[Work to complete]: Out of the lines in this data, how many include "Drug"? Give the number and nothing else.

(Rows from a figure dataset)
* Start *
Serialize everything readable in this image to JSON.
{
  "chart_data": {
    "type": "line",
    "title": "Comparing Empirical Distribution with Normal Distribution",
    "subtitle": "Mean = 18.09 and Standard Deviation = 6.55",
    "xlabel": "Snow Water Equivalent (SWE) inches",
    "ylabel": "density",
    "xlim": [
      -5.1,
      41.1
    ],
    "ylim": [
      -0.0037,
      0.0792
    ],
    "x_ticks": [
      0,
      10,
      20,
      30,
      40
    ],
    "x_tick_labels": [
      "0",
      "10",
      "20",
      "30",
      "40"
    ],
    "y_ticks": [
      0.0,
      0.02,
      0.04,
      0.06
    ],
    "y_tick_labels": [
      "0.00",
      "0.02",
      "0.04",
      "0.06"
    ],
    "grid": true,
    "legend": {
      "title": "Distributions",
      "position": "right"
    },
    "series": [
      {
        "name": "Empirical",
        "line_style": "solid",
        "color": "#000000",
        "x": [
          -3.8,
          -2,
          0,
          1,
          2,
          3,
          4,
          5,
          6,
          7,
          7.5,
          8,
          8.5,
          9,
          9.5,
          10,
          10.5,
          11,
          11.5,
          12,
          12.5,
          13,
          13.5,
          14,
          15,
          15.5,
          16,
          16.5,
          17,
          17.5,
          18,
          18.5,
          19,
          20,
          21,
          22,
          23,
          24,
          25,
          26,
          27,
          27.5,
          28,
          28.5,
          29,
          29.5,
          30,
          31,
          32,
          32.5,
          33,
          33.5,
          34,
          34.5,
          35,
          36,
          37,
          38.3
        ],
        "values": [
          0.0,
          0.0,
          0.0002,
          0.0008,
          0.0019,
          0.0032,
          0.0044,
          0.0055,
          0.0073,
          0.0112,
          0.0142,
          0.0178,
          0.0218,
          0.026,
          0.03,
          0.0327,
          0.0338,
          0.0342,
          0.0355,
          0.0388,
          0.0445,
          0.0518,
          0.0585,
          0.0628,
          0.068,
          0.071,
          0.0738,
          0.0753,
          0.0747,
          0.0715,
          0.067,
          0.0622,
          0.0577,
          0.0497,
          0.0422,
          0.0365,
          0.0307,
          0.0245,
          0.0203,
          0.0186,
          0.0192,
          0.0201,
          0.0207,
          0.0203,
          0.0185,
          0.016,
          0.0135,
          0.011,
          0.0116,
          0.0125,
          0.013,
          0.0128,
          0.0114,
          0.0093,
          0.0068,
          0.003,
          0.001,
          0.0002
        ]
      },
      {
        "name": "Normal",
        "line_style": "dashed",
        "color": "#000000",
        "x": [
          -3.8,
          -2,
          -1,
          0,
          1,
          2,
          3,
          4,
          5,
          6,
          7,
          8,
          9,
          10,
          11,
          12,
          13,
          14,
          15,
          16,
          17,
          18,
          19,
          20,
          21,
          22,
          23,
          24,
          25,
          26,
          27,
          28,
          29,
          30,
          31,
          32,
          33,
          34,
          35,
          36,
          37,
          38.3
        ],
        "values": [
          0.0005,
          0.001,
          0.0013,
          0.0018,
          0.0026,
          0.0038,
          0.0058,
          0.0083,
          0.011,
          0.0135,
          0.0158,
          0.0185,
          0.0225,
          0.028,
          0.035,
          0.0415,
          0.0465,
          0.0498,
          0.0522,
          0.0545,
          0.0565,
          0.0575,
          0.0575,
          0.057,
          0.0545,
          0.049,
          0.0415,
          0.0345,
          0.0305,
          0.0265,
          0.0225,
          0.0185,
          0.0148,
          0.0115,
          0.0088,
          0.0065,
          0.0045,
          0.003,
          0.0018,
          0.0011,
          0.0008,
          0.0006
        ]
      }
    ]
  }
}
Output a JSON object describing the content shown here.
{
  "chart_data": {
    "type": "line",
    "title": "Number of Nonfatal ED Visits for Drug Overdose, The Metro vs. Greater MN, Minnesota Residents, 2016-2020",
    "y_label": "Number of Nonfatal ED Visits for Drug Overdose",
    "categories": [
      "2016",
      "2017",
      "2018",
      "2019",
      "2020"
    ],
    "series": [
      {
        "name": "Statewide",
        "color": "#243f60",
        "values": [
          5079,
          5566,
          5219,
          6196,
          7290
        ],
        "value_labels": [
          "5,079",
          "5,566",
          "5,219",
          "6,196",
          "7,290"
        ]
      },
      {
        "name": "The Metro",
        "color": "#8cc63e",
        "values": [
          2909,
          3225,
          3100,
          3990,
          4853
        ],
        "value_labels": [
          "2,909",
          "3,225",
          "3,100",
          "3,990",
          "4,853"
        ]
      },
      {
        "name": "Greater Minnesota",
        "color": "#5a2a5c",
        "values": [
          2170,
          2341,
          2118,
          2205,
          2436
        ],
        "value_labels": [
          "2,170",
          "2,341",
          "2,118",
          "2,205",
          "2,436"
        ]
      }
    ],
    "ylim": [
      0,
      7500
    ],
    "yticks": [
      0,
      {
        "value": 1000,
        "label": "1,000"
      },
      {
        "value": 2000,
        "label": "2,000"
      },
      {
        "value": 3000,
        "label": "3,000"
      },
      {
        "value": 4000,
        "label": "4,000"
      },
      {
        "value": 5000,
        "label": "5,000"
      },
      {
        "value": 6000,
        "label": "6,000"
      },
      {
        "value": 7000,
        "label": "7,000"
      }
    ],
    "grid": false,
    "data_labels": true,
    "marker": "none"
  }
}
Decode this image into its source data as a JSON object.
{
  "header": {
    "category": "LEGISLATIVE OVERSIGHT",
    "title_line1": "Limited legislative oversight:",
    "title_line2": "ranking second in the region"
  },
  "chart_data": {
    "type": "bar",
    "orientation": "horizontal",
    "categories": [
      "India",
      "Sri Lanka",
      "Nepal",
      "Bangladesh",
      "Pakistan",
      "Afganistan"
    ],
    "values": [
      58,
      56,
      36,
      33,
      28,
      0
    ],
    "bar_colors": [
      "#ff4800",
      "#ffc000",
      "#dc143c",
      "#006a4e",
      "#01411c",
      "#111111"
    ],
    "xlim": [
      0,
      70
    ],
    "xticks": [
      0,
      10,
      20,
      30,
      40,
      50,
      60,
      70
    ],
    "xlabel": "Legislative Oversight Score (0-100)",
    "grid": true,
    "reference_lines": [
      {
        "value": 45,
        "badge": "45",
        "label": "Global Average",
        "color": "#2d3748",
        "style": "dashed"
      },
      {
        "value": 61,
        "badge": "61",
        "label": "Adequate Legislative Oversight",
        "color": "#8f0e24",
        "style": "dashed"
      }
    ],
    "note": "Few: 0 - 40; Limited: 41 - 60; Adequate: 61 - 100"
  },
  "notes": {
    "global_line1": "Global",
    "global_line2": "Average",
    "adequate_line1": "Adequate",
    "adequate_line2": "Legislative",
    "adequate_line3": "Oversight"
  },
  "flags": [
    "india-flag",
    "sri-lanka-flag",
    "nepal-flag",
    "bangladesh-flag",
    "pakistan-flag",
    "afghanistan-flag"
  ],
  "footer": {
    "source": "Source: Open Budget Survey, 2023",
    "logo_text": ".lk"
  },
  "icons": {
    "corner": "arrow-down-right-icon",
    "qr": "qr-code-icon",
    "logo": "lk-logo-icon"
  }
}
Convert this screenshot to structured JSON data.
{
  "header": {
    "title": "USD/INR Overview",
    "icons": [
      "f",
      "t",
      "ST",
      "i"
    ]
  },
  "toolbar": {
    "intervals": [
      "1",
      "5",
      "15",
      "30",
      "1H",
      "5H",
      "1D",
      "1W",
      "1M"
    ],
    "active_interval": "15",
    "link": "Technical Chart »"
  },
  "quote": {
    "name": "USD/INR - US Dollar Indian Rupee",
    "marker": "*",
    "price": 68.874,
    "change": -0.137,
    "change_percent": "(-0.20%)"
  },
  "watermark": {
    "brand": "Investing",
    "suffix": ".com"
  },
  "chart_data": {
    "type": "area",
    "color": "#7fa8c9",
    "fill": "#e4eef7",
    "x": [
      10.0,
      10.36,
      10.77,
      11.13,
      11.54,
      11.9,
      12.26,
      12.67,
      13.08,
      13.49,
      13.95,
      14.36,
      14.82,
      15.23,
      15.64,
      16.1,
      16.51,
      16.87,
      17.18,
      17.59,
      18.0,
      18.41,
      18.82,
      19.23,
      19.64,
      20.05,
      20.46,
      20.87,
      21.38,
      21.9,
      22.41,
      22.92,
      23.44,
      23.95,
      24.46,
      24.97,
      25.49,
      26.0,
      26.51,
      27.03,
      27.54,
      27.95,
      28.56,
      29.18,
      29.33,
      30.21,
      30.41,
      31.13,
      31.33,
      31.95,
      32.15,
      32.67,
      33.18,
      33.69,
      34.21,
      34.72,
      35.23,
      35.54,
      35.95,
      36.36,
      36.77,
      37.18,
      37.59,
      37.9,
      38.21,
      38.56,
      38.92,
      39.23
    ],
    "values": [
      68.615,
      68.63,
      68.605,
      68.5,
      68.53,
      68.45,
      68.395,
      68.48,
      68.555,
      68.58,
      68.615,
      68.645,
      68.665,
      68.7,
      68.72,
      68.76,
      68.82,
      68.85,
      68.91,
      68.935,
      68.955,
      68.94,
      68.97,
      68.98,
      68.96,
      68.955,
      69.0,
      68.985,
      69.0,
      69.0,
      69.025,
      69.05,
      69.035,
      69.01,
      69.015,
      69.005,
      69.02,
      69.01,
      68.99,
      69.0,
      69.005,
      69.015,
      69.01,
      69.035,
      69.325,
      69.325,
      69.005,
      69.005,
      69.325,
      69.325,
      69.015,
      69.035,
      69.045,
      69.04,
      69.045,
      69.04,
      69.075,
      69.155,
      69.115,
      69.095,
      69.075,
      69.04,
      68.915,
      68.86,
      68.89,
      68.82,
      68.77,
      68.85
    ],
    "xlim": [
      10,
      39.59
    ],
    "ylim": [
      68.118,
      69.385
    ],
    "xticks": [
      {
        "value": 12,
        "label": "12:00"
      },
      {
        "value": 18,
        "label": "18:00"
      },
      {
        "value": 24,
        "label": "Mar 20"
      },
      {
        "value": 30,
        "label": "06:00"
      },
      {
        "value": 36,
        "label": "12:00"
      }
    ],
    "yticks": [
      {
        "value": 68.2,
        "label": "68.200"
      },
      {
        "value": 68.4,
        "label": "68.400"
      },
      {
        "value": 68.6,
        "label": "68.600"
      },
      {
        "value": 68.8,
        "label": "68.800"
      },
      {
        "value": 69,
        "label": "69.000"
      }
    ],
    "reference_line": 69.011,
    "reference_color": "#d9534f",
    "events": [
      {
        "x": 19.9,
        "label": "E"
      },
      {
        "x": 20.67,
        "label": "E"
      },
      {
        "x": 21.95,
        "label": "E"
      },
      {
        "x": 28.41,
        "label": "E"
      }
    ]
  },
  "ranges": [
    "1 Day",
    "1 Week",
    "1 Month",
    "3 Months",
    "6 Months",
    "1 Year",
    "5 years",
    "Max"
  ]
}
* End *
[Answer to this exercise]: 2